# start of Document section
Sure, short TTLs will result in more DNS traffic. Really short TTLs will result in LOTS more DNS traffic. That is no big deal though. A DNS query, whether from a client or another DNS server, is a whopping big 64 bytes, plus the size of the name requested. The reply could be much larger, depending upon how many records are in the response, but will almost certainly be smaller than 512 bytes. Let’s say your query was for a relatively large name, and the response included several records, so we’ll call that whole transaction 600 bytes. Remember, DNS uses UDP, so there is no overhead, just a question and an answer. Further, let’s say you have a puny little T1, which weighs in at 1.5436 Mbps. A DNS query will use roughly 0.00039% of your available pipe. I think you can afford a little more DNS traffic for the day!
# end of Document section
# start of Given information
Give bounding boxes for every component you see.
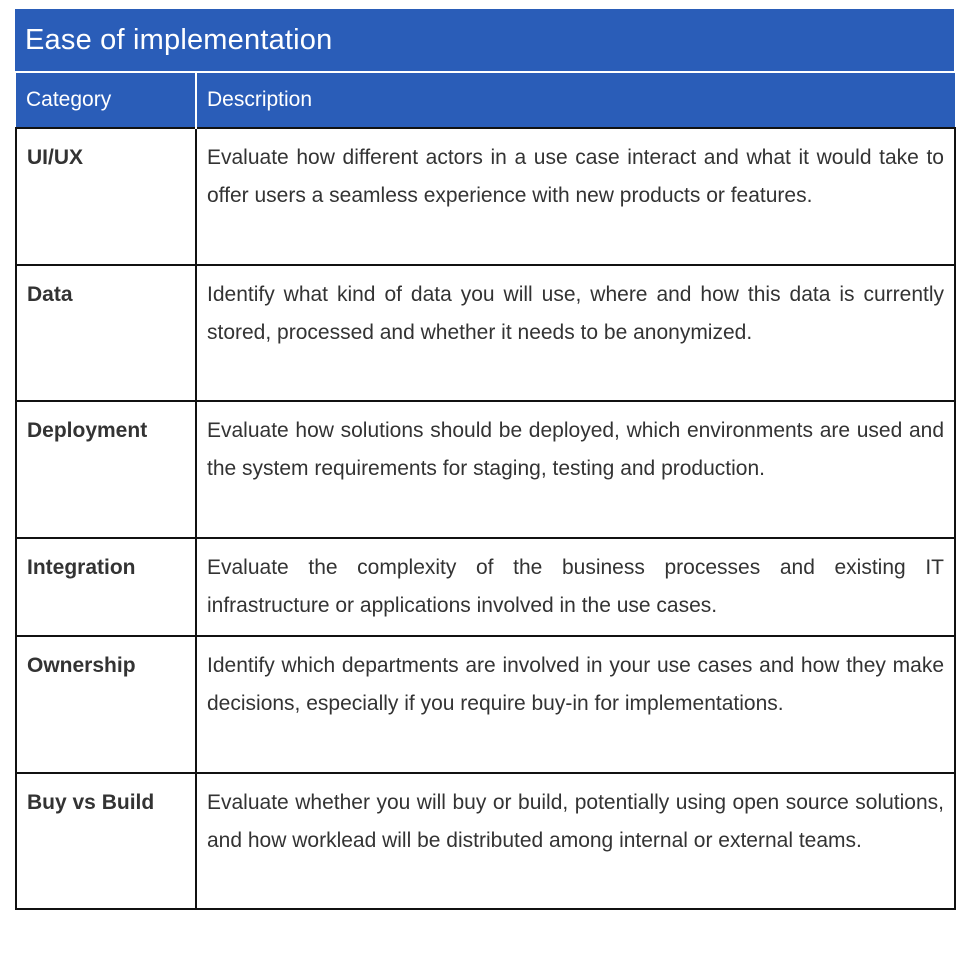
column-header-category: Category [16,73,196,128]
implementation-table-container [15,9,954,910]
ease-of-implementation-table [15,73,956,910]
description-cell: Identify what kind of data you will use, where and how this data is currently stored, processed and whether it needs to be anonymized. [196,265,955,401]
table-row [16,538,955,636]
category-cell: Buy vs Build [16,773,196,909]
table-row [16,265,955,401]
description-cell: Evaluate whether you will buy or build, potentially using open source solutions, and how worklead will be distributed among internal or external teams. [196,773,955,909]
table-row [16,636,955,773]
column-header-description: Description [196,73,955,128]
table-row [16,401,955,538]
table-row [16,773,955,909]
description-cell: Evaluate how solutions should be deployed, which environments are used and the system requirements for staging, testing and production. [196,401,955,538]
category-cell: Deployment [16,401,196,538]
category-cell: Data [16,265,196,401]
table-title: Ease of implementation [15,9,954,73]
category-cell: Integration [16,538,196,636]
description-cell: Evaluate the complexity of the business processes and existing IT infrastructure or applications involved in the use cases. [196,538,955,636]
description-cell: Evaluate how different actors in a use case interact and what it would take to offer users a seamless experience with new products or features. [196,128,955,265]
table-row [16,128,955,265]
category-cell: UI/UX [16,128,196,265]
category-cell: Ownership [16,636,196,773]
table-header-row [16,73,955,128]
description-cell: Identify which departments are involved in your use cases and how they make decisions, especially if you require buy-in for implementations. [196,636,955,773]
# end of Given information
The task
Using the passage on DNS traffic, answer each question on its own line: (a) How large does the passage say a DNS query is? (b) Which protocol does it say DNS uses? (c) Below what size will a reply almost certainly fall?

Solved problem
(a) 64 bytes, plus the size of the name requested.
(b) UDP.
(c) 512 bytes.